Figure content listings:
▼
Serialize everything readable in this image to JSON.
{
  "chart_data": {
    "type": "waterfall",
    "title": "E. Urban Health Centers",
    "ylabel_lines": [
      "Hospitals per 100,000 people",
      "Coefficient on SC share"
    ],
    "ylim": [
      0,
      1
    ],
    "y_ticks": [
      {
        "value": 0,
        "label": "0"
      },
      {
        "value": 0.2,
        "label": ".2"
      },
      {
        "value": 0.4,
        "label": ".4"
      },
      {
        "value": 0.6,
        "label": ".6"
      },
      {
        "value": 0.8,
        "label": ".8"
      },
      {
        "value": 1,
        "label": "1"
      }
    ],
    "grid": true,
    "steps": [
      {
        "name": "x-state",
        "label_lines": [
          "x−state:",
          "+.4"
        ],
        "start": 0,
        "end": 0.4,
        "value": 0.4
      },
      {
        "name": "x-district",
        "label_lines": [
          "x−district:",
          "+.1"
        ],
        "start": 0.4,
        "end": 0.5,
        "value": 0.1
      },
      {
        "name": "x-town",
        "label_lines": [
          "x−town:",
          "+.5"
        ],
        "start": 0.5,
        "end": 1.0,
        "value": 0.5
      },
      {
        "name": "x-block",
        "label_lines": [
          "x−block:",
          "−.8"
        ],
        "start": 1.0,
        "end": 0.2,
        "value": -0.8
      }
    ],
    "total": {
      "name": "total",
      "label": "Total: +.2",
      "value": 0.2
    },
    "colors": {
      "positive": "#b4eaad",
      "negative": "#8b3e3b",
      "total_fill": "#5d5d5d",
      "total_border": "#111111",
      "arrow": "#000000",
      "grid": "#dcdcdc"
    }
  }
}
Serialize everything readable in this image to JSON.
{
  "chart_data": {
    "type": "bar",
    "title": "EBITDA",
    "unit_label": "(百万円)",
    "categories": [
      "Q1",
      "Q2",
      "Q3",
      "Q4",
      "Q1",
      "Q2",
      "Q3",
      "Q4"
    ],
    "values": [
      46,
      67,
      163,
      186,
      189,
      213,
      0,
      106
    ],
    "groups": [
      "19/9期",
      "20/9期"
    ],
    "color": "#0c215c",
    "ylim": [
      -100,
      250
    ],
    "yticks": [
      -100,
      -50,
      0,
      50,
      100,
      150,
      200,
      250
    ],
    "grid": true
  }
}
▲
▸ Exercise task:
Every entry must be output again, exactly as written above.

▸ Full output:
Serialize everything readable in this image to JSON.
{
  "chart_data": {
    "type": "waterfall",
    "title": "E. Urban Health Centers",
    "ylabel_lines": [
      "Hospitals per 100,000 people",
      "Coefficient on SC share"
    ],
    "ylim": [
      0,
      1
    ],
    "y_ticks": [
      {
        "value": 0,
        "label": "0"
      },
      {
        "value": 0.2,
        "label": ".2"
      },
      {
        "value": 0.4,
        "label": ".4"
      },
      {
        "value": 0.6,
        "label": ".6"
      },
      {
        "value": 0.8,
        "label": ".8"
      },
      {
        "value": 1,
        "label": "1"
      }
    ],
    "grid": true,
    "steps": [
      {
        "name": "x-state",
        "label_lines": [
          "x−state:",
          "+.4"
        ],
        "start": 0,
        "end": 0.4,
        "value": 0.4
      },
      {
        "name": "x-district",
        "label_lines": [
          "x−district:",
          "+.1"
        ],
        "start": 0.4,
        "end": 0.5,
        "value": 0.1
      },
      {
        "name": "x-town",
        "label_lines": [
          "x−town:",
          "+.5"
        ],
        "start": 0.5,
        "end": 1.0,
        "value": 0.5
      },
      {
        "name": "x-block",
        "label_lines": [
          "x−block:",
          "−.8"
        ],
        "start": 1.0,
        "end": 0.2,
        "value": -0.8
      }
    ],
    "total": {
      "name": "total",
      "label": "Total: +.2",
      "value": 0.2
    },
    "colors": {
      "positive": "#b4eaad",
      "negative": "#8b3e3b",
      "total_fill": "#5d5d5d",
      "total_border": "#111111",
      "arrow": "#000000",
      "grid": "#dcdcdc"
    }
  }
}
Serialize everything readable in this image to JSON.
{
  "chart_data": {
    "type": "bar",
    "title": "EBITDA",
    "unit_label": "(百万円)",
    "categories": [
      "Q1",
      "Q2",
      "Q3",
      "Q4",
      "Q1",
      "Q2",
      "Q3",
      "Q4"
    ],
    "values": [
      46,
      67,
      163,
      186,
      189,
      213,
      0,
      106
    ],
    "groups": [
      "19/9期",
      "20/9期"
    ],
    "color": "#0c215c",
    "ylim": [
      -100,
      250
    ],
    "yticks": [
      -100,
      -50,
      0,
      50,
      100,
      150,
      200,
      250
    ],
    "grid": true
  }
}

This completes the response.